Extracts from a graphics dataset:
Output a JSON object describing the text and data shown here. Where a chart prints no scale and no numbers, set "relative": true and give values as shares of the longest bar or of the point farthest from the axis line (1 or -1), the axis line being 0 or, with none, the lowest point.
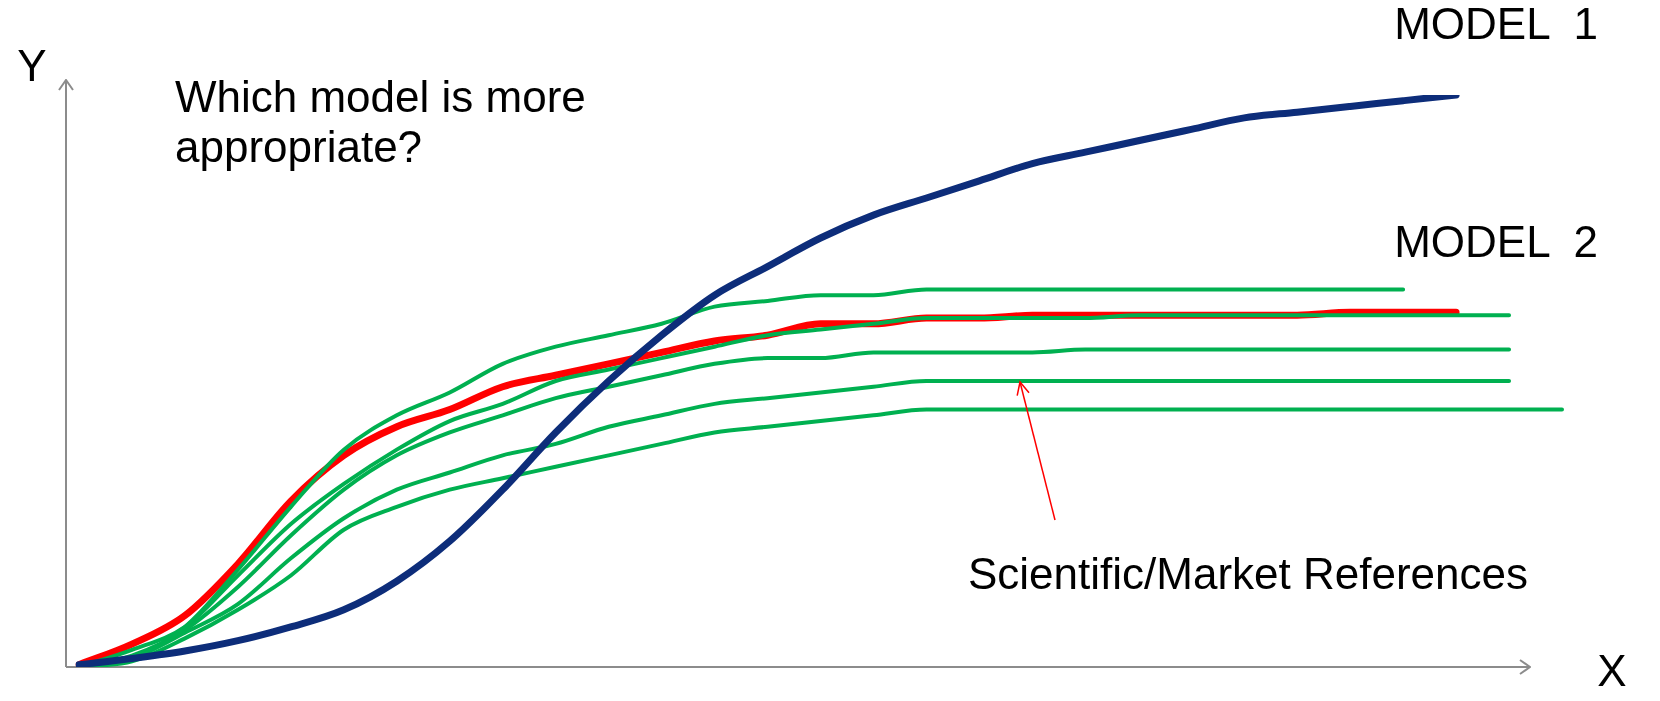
{
  "chart_data": {
    "type": "line",
    "relative": true,
    "xlabel": "X",
    "ylabel": "Y",
    "legend": false,
    "marker": "none",
    "annotations": [
      "Which model is more appropriate?",
      "Scientific/Market References"
    ],
    "categories": [
      null,
      null,
      null,
      null,
      null,
      null,
      null,
      null,
      null,
      null,
      null,
      null,
      null,
      null,
      null,
      null,
      null,
      null,
      null,
      null,
      null,
      null,
      null,
      null,
      null,
      null,
      null,
      null,
      null
    ],
    "series": [
      {
        "name": "MODEL  1",
        "color": "#0d2d7a",
        "values": [
          0.004,
          0.015,
          0.028,
          0.046,
          0.07,
          0.1,
          0.15,
          0.22,
          0.31,
          0.41,
          0.5,
          0.58,
          0.65,
          0.7,
          0.75,
          0.79,
          0.82,
          0.85,
          0.88,
          0.9,
          0.92,
          0.94,
          0.96,
          0.97,
          0.98,
          0.99,
          1,
          null,
          null
        ]
      },
      {
        "color": "#00b050",
        "values": [
          0,
          0.015,
          0.07,
          0.17,
          0.28,
          0.38,
          0.44,
          0.48,
          0.53,
          0.56,
          0.58,
          0.6,
          0.63,
          0.64,
          0.65,
          0.65,
          0.66,
          0.66,
          0.66,
          0.66,
          0.66,
          0.66,
          0.66,
          0.66,
          0.66,
          0.66,
          null,
          null,
          null
        ]
      },
      {
        "color": "#00b050",
        "values": [
          0,
          0.03,
          0.07,
          0.16,
          0.25,
          0.32,
          0.38,
          0.43,
          0.46,
          0.5,
          0.52,
          0.54,
          0.56,
          0.58,
          0.59,
          0.6,
          0.61,
          0.61,
          0.61,
          0.61,
          0.615,
          0.615,
          0.615,
          0.615,
          0.615,
          0.615,
          0.615,
          0.615,
          null
        ]
      },
      {
        "color": "#00b050",
        "values": [
          0,
          0.02,
          0.065,
          0.14,
          0.23,
          0.31,
          0.37,
          0.41,
          0.44,
          0.47,
          0.49,
          0.51,
          0.53,
          0.54,
          0.54,
          0.55,
          0.55,
          0.55,
          0.55,
          0.555,
          0.555,
          0.555,
          0.555,
          0.555,
          0.555,
          0.555,
          0.555,
          0.555,
          null
        ]
      },
      {
        "color": "#00b050",
        "values": [
          0,
          0.015,
          0.06,
          0.11,
          0.19,
          0.26,
          0.31,
          0.34,
          0.37,
          0.39,
          0.42,
          0.44,
          0.46,
          0.47,
          0.48,
          0.49,
          0.5,
          0.5,
          0.5,
          0.5,
          0.5,
          0.5,
          0.5,
          0.5,
          0.5,
          0.5,
          0.5,
          0.5,
          null
        ]
      },
      {
        "color": "#00b050",
        "values": [
          0,
          0.01,
          0.05,
          0.1,
          0.16,
          0.24,
          0.28,
          0.31,
          0.33,
          0.35,
          0.37,
          0.39,
          0.41,
          0.42,
          0.43,
          0.44,
          0.45,
          0.45,
          0.45,
          0.45,
          0.45,
          0.45,
          0.45,
          0.45,
          0.45,
          0.45,
          0.45,
          0.45,
          0.45
        ]
      },
      {
        "name": "MODEL  2",
        "color": "#ff0000",
        "values": [
          0.004,
          0.04,
          0.09,
          0.18,
          0.29,
          0.37,
          0.42,
          0.45,
          0.49,
          0.51,
          0.53,
          0.55,
          0.57,
          0.58,
          0.6,
          0.6,
          0.61,
          0.61,
          0.615,
          0.615,
          0.615,
          0.615,
          0.615,
          0.615,
          0.62,
          0.62,
          0.62,
          null,
          null
        ]
      }
    ]
  }
}
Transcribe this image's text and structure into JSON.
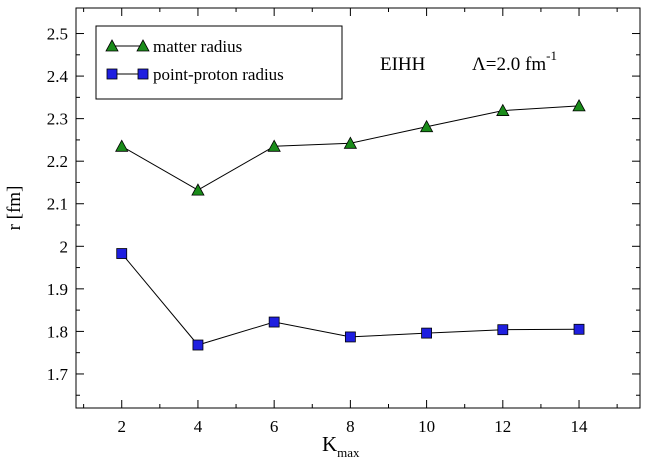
{
  "chart_data": {
    "type": "line",
    "xlabel_main": "K",
    "xlabel_sub": "max",
    "ylabel": "r [fm]",
    "xlim": [
      0.8,
      15.6
    ],
    "ylim": [
      1.62,
      2.56
    ],
    "xticks": [
      2,
      4,
      6,
      8,
      10,
      12,
      14
    ],
    "yticks": [
      1.7,
      1.8,
      1.9,
      2.0,
      2.1,
      2.2,
      2.3,
      2.4,
      2.5
    ],
    "ytick_labels": [
      "1.7",
      "1.8",
      "1.9",
      "2",
      "2.1",
      "2.2",
      "2.3",
      "2.4",
      "2.5"
    ],
    "grid": false,
    "legend_position": "top-left",
    "annotation": {
      "method": "EIHH",
      "lambda_prefix": "Λ=2.0 fm",
      "lambda_sup": "-1"
    },
    "x": [
      2,
      4,
      6,
      8,
      10,
      12,
      14
    ],
    "series": [
      {
        "name": "matter radius",
        "marker": "triangle",
        "color": "#1a8c1a",
        "values": [
          2.235,
          2.132,
          2.235,
          2.242,
          2.281,
          2.319,
          2.33
        ]
      },
      {
        "name": "point-proton radius",
        "marker": "square",
        "color": "#1f1fe0",
        "values": [
          1.983,
          1.768,
          1.822,
          1.787,
          1.796,
          1.804,
          1.805
        ]
      }
    ]
  }
}
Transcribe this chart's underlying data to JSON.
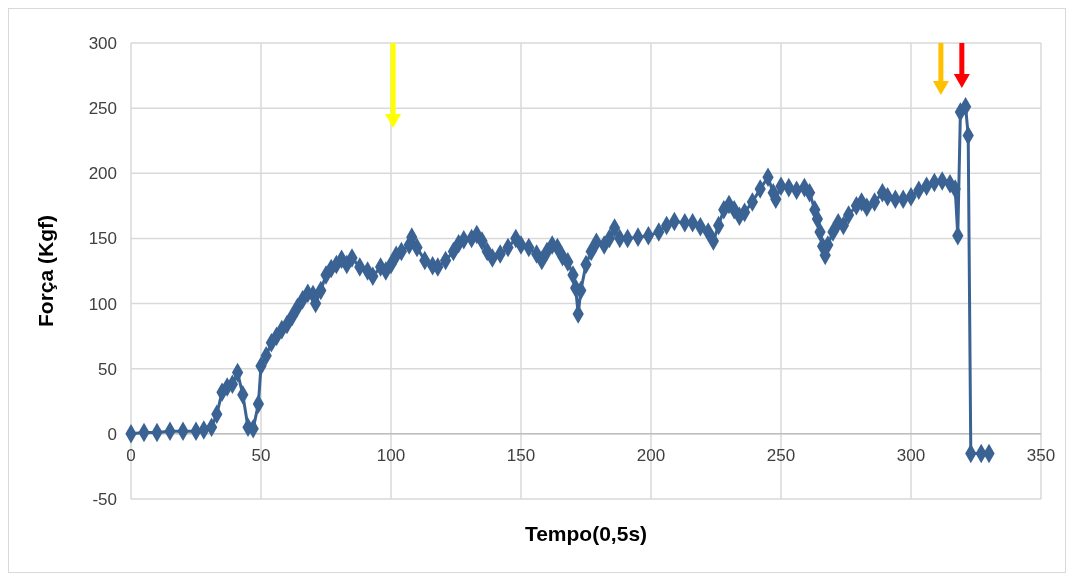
{
  "chart_data": {
    "type": "line",
    "xlabel": "Tempo(0,5s)",
    "ylabel": "Força (Kgf)",
    "xlim": [
      0,
      350
    ],
    "ylim": [
      -50,
      300
    ],
    "xticks": [
      0,
      50,
      100,
      150,
      200,
      250,
      300,
      350
    ],
    "yticks": [
      -50,
      0,
      50,
      100,
      150,
      200,
      250,
      300
    ],
    "grid": true,
    "marker": "diamond",
    "line_style": "solid",
    "series": [
      {
        "color": "#3a6393",
        "x": [
          0,
          5,
          10,
          15,
          20,
          25,
          28,
          31,
          33,
          35,
          37,
          39,
          41,
          43,
          45,
          47,
          49,
          50,
          52,
          54,
          56,
          58,
          60,
          62,
          64,
          66,
          68,
          70,
          71,
          73,
          75,
          77,
          79,
          81,
          83,
          85,
          88,
          91,
          93,
          96,
          98,
          100,
          102,
          104,
          107,
          108,
          110,
          113,
          116,
          118,
          121,
          124,
          126,
          128,
          131,
          133,
          135,
          137,
          139,
          142,
          145,
          148,
          150,
          153,
          156,
          158,
          160,
          162,
          164,
          166,
          168,
          170,
          171,
          172,
          173,
          175,
          177,
          179,
          182,
          184,
          186,
          188,
          191,
          195,
          199,
          203,
          206,
          209,
          213,
          216,
          219,
          222,
          224,
          226,
          228,
          230,
          232,
          234,
          236,
          239,
          242,
          245,
          247,
          248,
          250,
          253,
          256,
          259,
          261,
          263,
          264,
          265,
          266,
          267,
          268,
          270,
          272,
          274,
          276,
          279,
          281,
          283,
          286,
          289,
          291,
          294,
          297,
          300,
          303,
          306,
          309,
          312,
          315,
          317,
          318,
          319,
          321,
          322,
          323,
          327,
          330
        ],
        "values": [
          0,
          1,
          1,
          2,
          2,
          2,
          3,
          5,
          15,
          32,
          36,
          38,
          47,
          30,
          5,
          4,
          23,
          52,
          60,
          70,
          75,
          80,
          84,
          90,
          97,
          103,
          108,
          107,
          100,
          110,
          122,
          127,
          130,
          134,
          130,
          135,
          128,
          125,
          121,
          128,
          125,
          130,
          137,
          140,
          145,
          151,
          143,
          133,
          129,
          128,
          133,
          140,
          146,
          149,
          150,
          153,
          148,
          140,
          135,
          138,
          143,
          150,
          145,
          143,
          138,
          133,
          140,
          145,
          143,
          136,
          132,
          122,
          112,
          92,
          110,
          130,
          140,
          147,
          145,
          150,
          158,
          150,
          150,
          151,
          152,
          155,
          160,
          163,
          162,
          162,
          159,
          155,
          148,
          160,
          172,
          176,
          172,
          167,
          170,
          178,
          188,
          197,
          185,
          180,
          190,
          189,
          187,
          189,
          185,
          172,
          165,
          155,
          144,
          137,
          145,
          155,
          162,
          160,
          168,
          175,
          178,
          174,
          178,
          185,
          182,
          180,
          180,
          182,
          187,
          190,
          193,
          194,
          192,
          188,
          152,
          247,
          251,
          229,
          -15,
          -15,
          -15
        ]
      }
    ]
  }
}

### WRITTEN TASK
Each line in the listing above either holds the string "radius" or does not; state how many do, giving the number only.

### WORKED SOLUTION
2